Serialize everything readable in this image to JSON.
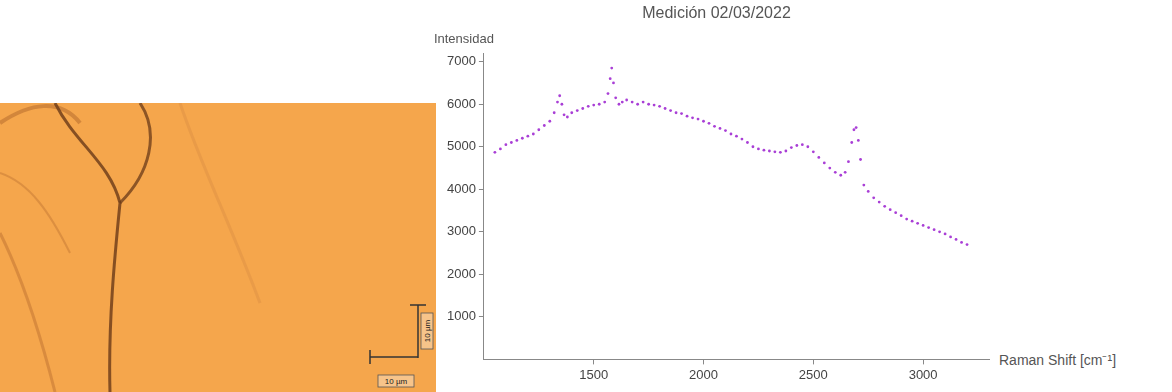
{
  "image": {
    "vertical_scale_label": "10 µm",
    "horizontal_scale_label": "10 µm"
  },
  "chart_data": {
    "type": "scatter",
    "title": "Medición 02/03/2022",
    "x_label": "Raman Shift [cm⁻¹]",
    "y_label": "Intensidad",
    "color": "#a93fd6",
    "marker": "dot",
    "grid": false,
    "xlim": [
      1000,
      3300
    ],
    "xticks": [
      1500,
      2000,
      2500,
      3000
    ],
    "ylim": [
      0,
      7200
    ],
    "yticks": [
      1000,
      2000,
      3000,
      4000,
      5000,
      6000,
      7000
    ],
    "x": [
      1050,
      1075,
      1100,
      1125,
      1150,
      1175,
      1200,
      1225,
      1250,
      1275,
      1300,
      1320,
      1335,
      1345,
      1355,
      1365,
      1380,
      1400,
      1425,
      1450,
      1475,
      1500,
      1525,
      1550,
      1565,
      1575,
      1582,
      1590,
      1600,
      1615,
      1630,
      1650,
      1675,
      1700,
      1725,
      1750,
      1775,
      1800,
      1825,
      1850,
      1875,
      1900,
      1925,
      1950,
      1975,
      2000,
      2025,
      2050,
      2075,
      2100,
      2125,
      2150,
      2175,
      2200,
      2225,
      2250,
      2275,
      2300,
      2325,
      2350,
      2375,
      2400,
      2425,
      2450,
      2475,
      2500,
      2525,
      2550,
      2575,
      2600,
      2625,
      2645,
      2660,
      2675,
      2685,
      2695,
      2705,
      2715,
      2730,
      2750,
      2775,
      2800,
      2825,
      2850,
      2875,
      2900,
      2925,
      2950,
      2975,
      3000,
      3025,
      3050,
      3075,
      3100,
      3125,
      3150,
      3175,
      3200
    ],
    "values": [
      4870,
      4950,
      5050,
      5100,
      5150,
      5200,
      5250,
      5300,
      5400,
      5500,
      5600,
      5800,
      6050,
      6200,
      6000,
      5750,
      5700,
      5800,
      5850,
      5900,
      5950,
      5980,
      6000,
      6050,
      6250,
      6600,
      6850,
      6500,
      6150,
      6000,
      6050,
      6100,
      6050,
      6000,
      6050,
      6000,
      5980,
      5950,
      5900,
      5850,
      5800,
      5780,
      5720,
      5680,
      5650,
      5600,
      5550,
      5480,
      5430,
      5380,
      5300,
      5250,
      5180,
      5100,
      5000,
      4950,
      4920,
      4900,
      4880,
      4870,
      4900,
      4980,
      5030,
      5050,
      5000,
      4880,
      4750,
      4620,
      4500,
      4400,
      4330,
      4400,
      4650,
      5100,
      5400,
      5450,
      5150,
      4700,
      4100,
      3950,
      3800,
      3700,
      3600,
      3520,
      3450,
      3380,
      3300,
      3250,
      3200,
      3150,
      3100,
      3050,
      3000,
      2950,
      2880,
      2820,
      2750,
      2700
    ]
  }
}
§
◆ What this task involves: Each line that has the word "image" counts once. How many such lines are in the data? Give the number alone.

◆ Exercise output: 2